* **TRECHO**
━━━━━━━━━━━━━━━━

Em 1964 o Brasil sofreu um golpe militar, apoiado
por setores da sociedade civil. A democracia foi violentada, mas para disfarçar
a quartelada que fechou o Congresso, deixou o povo sem votar, prendeu e matou
centenas de jovens e estabeleceu rígida censura à imprensa, os novos dirigentes
do país juraram que tinham feito uma revolução para salvar o país do perigo
comunista.
Três anos depois, em pleno período do governo
autoritário, aconteceu uma outra revolução, essa de verdade, com o surgimento
de uma nova música popular brasileira e compositores e cantores que 50 anos
depois ainda estão aí, lúcidos, talentosos, geniais.
Nos anos 60, seguindo o modelo do
Festival de San Remo (se encontra também a forma Sanremo), realizado na Itália,
as emissoras de TV Excelsior e Record (que na época não tinha nada a ver com a
Igreja de Edir Macedo) resolveram criar grandes festivais de música no Brasil.
Foram programas de televisão bem
sucedidos, que tinham grande audiência exercendo um papel que hoje é ocupado
pelas novelinhas globais.
Desses festivais dos anos 60, o de
mais impacto, o que provocou uma revolução mesmo no Brasil foi o de 67, por
conta das polêmicas, da participação ativa do público e por reunir na grande
final alguns dos artistas mais talentosos do país.
Todos ainda bastante jovens, porém
eram (e continuam sendo) bons cantores, bons compositores e bons intépretes.
O Festival de Música Popular
Brasileira de 1967 foi um evento de grandes canções, revelações que mudaram o
rumo da MPB e também dos apupos e das vaias.

━━━━━━━━━━━━━━━━

* **MATERIAL FORNECIDO**
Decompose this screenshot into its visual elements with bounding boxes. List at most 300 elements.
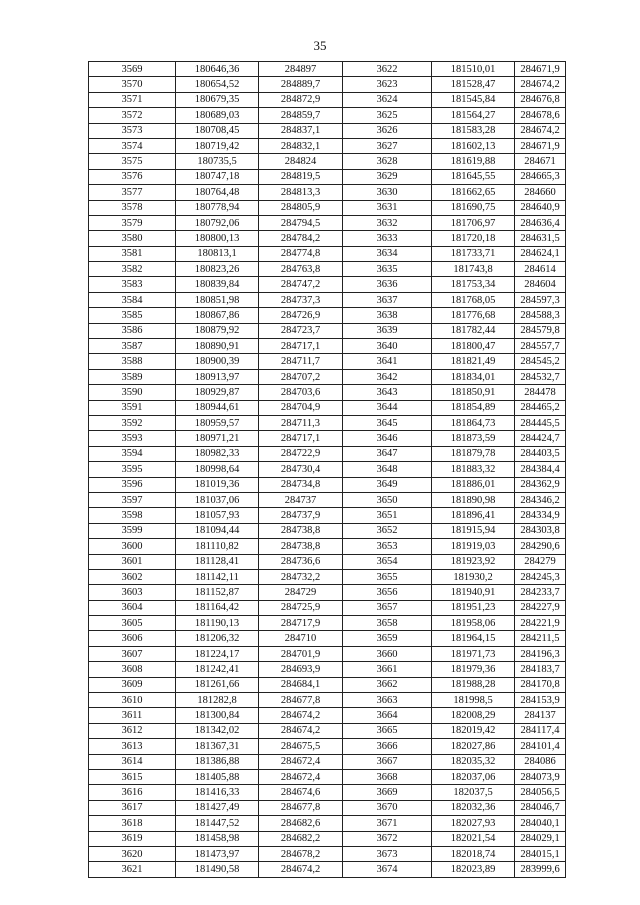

━━━━━━━━━━━━━━━━

* **OBJETIVO**
Reescreva o trecho sobre os festivais de música de "Desses festivais dos" até "e das vaias.", inclusive, trocando "revelações" por "descobertas". As linhas não têm nenhum papel nisto.

* **RESPOSTA**
Desses festivais dos anos 60, o de
mais impacto, o que provocou uma revolução mesmo no Brasil foi o de 67, por
conta das polêmicas, da participação ativa do público e por reunir na grande
final alguns dos artistas mais talentosos do país.
Todos ainda bastante jovens, porém
eram (e continuam sendo) bons cantores, bons compositores e bons intépretes.
O Festival de Música Popular
Brasileira de 1967 foi um evento de grandes canções, descobertas que mudaram o
rumo da MPB e também dos apupos e das vaias.